* Your objective *
Among the entries below, find the lines with "this" and copy them.

* Source data *

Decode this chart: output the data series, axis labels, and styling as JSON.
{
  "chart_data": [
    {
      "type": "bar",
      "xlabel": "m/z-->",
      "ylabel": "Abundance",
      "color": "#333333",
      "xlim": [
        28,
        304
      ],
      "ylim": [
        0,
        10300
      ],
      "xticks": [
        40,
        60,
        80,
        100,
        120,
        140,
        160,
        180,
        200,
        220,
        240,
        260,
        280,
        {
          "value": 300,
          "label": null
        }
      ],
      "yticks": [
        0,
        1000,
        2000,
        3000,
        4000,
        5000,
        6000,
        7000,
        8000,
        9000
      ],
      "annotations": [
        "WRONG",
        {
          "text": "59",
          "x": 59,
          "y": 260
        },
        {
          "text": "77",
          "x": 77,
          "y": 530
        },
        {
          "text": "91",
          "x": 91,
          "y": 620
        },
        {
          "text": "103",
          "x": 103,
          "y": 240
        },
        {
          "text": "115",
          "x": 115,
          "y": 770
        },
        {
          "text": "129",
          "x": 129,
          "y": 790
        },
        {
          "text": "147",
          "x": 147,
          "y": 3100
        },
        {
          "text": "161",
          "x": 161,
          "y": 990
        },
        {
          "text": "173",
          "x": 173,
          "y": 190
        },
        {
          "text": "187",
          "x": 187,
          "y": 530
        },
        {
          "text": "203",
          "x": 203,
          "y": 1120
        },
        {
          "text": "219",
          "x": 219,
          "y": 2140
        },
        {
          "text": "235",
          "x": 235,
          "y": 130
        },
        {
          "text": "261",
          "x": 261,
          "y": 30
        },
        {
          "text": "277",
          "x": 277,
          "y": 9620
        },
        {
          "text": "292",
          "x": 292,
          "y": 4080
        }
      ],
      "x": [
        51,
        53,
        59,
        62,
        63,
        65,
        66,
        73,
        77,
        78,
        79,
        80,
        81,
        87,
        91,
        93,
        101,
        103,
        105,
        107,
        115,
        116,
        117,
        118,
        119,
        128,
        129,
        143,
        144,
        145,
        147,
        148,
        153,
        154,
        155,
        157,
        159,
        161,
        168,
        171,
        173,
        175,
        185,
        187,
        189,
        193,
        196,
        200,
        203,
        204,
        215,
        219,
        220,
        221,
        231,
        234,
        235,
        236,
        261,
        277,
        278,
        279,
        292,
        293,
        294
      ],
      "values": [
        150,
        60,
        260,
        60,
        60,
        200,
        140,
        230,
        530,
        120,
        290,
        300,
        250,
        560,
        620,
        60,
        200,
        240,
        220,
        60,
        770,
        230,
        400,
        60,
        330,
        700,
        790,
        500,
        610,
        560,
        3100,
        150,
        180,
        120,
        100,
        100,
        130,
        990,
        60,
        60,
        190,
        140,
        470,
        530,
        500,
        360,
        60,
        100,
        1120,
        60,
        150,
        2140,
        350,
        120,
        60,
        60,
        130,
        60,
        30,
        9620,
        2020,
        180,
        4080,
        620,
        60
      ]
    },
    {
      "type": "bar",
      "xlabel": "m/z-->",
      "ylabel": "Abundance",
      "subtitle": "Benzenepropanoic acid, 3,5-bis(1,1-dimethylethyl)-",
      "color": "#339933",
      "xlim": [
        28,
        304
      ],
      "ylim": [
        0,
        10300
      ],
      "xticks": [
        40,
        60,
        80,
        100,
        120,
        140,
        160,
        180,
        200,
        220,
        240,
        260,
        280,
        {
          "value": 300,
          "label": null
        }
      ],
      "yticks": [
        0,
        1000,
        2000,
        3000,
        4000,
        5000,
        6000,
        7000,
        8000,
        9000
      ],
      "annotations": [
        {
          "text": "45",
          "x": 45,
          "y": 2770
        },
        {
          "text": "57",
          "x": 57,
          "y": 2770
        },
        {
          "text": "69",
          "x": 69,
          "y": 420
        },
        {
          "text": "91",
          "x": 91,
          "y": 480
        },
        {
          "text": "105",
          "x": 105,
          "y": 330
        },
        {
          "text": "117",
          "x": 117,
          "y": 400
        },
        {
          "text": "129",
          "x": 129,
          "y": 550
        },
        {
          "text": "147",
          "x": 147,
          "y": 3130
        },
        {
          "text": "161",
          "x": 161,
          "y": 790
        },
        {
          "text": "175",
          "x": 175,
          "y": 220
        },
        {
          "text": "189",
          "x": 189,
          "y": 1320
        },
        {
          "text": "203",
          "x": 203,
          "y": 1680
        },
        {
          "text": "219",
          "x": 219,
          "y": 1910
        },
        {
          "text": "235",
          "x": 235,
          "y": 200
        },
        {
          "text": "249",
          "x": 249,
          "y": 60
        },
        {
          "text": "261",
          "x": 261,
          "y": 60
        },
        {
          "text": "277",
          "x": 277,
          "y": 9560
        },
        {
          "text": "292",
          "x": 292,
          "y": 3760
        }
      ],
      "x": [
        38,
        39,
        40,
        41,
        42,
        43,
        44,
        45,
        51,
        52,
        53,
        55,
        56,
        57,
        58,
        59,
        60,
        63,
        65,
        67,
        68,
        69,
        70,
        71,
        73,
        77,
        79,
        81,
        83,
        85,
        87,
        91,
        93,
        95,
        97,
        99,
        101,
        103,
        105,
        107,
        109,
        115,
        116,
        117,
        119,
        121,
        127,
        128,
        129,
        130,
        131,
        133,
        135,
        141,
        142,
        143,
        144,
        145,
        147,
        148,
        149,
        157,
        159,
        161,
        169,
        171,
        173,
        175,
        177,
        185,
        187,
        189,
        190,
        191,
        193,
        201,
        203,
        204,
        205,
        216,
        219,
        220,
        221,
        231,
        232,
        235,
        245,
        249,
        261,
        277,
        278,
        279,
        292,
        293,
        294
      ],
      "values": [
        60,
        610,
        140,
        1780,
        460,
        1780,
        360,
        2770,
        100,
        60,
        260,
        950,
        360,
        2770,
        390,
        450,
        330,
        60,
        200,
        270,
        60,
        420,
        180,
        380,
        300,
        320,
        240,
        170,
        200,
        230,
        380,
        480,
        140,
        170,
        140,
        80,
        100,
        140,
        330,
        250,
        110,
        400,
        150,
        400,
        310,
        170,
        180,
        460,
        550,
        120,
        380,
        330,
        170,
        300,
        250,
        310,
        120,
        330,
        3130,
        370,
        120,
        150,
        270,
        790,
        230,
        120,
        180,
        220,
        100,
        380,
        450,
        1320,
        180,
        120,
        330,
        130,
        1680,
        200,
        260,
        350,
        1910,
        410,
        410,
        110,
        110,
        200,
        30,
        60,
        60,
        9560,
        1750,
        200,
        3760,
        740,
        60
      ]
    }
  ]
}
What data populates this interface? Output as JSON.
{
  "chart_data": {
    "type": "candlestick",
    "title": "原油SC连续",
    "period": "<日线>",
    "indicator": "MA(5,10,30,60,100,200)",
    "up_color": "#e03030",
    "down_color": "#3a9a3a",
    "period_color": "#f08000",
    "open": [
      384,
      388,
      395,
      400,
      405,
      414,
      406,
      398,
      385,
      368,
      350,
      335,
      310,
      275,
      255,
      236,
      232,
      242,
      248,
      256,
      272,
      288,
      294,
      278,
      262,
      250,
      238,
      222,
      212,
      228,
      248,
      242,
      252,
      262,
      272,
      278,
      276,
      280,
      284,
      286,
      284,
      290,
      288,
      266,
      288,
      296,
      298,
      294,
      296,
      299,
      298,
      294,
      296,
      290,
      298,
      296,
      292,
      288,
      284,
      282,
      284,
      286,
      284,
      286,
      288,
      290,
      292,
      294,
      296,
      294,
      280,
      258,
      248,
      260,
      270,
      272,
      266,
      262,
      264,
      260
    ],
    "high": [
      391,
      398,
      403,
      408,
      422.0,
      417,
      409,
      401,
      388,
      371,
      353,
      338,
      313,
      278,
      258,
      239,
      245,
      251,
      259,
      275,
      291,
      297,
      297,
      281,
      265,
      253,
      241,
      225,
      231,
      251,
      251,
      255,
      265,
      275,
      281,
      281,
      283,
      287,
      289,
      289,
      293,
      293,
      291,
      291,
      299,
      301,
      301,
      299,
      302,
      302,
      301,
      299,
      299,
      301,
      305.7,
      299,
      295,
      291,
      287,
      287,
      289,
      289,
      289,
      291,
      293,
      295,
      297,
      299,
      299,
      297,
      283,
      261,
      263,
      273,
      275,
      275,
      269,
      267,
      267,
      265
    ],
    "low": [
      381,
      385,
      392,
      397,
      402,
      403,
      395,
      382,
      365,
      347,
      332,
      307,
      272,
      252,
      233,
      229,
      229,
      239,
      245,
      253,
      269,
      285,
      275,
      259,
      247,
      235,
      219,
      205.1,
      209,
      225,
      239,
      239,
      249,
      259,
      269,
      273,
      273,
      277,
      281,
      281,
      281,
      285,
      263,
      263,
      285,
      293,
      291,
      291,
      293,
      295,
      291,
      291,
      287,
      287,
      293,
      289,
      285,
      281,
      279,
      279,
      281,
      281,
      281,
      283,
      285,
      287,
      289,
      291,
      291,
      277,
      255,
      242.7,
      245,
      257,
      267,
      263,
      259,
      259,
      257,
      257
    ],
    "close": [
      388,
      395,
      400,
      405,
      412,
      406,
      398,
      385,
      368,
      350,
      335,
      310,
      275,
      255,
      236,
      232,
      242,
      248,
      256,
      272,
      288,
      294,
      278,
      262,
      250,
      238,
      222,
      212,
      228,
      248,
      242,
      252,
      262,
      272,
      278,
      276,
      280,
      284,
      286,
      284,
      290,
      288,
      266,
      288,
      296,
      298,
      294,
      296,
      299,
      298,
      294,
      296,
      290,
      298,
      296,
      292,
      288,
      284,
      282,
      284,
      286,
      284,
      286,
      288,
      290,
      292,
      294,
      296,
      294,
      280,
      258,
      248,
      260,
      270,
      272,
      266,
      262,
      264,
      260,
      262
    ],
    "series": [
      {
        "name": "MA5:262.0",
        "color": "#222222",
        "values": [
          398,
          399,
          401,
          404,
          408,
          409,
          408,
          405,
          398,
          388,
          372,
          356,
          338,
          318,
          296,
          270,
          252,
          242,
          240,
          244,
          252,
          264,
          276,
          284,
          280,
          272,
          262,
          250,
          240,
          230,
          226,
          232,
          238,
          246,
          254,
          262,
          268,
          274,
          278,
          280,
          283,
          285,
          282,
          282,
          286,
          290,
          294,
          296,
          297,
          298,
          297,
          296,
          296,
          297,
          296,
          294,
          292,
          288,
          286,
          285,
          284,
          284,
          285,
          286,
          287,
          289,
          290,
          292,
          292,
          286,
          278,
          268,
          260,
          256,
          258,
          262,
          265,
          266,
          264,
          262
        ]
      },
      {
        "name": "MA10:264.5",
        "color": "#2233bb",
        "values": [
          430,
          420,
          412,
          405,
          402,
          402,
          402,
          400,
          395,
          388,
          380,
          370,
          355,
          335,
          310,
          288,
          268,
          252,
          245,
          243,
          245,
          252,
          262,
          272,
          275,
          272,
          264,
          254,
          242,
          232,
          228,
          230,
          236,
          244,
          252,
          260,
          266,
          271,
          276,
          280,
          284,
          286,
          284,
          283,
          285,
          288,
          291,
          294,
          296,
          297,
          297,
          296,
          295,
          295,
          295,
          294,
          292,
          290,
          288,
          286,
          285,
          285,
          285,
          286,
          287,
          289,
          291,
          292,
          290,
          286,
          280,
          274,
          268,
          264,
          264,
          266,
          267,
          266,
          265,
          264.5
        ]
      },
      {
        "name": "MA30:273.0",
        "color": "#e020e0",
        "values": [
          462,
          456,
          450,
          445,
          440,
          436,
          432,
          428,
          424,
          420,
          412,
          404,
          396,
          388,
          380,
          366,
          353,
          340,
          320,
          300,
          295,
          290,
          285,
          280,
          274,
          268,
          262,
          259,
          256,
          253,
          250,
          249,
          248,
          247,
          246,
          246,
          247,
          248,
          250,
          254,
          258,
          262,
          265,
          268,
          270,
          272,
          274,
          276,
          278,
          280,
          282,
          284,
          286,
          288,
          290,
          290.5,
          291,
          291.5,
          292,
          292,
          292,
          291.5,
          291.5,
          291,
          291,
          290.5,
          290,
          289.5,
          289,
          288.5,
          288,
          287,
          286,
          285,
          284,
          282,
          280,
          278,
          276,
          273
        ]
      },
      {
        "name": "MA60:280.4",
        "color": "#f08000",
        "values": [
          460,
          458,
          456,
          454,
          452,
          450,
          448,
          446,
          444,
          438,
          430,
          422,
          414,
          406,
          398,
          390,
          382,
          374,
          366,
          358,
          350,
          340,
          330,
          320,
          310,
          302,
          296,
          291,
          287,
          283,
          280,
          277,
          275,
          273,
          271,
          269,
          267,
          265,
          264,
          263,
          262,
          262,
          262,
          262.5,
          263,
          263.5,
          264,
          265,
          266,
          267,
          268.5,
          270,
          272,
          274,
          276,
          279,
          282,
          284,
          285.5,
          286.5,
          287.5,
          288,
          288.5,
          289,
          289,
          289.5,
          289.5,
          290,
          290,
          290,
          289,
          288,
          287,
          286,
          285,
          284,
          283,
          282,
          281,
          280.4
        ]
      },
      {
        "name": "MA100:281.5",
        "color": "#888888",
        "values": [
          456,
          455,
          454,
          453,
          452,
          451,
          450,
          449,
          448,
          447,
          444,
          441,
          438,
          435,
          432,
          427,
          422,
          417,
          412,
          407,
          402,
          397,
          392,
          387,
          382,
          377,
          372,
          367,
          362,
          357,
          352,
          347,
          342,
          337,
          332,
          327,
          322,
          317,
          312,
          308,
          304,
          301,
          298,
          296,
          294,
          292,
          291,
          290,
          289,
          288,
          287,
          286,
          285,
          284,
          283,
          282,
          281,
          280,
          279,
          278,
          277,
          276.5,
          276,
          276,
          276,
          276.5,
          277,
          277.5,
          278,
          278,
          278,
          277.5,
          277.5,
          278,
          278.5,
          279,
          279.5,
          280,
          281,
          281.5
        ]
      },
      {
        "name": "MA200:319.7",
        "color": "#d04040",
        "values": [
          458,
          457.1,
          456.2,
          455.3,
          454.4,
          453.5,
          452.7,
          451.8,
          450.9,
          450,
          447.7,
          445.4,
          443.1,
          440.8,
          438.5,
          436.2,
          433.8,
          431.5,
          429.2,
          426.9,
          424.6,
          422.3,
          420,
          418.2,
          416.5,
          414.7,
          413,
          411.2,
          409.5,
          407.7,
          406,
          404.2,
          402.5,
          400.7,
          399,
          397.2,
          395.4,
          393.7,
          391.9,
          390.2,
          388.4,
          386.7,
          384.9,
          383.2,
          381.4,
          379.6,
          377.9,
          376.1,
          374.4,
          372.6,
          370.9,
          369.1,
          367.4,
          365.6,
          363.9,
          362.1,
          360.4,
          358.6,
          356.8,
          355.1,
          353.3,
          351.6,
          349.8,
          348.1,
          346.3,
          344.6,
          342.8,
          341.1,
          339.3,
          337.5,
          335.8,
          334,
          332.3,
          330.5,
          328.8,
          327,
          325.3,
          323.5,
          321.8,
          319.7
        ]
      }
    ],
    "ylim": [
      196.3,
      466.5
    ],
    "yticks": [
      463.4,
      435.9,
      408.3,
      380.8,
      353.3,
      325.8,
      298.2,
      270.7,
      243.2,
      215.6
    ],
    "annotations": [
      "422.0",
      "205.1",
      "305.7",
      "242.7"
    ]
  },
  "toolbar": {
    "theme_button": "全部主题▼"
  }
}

* Expected output *
Decode this chart: output the data series, axis labels, and styling as JSON.
What data populates this interface? Output as JSON.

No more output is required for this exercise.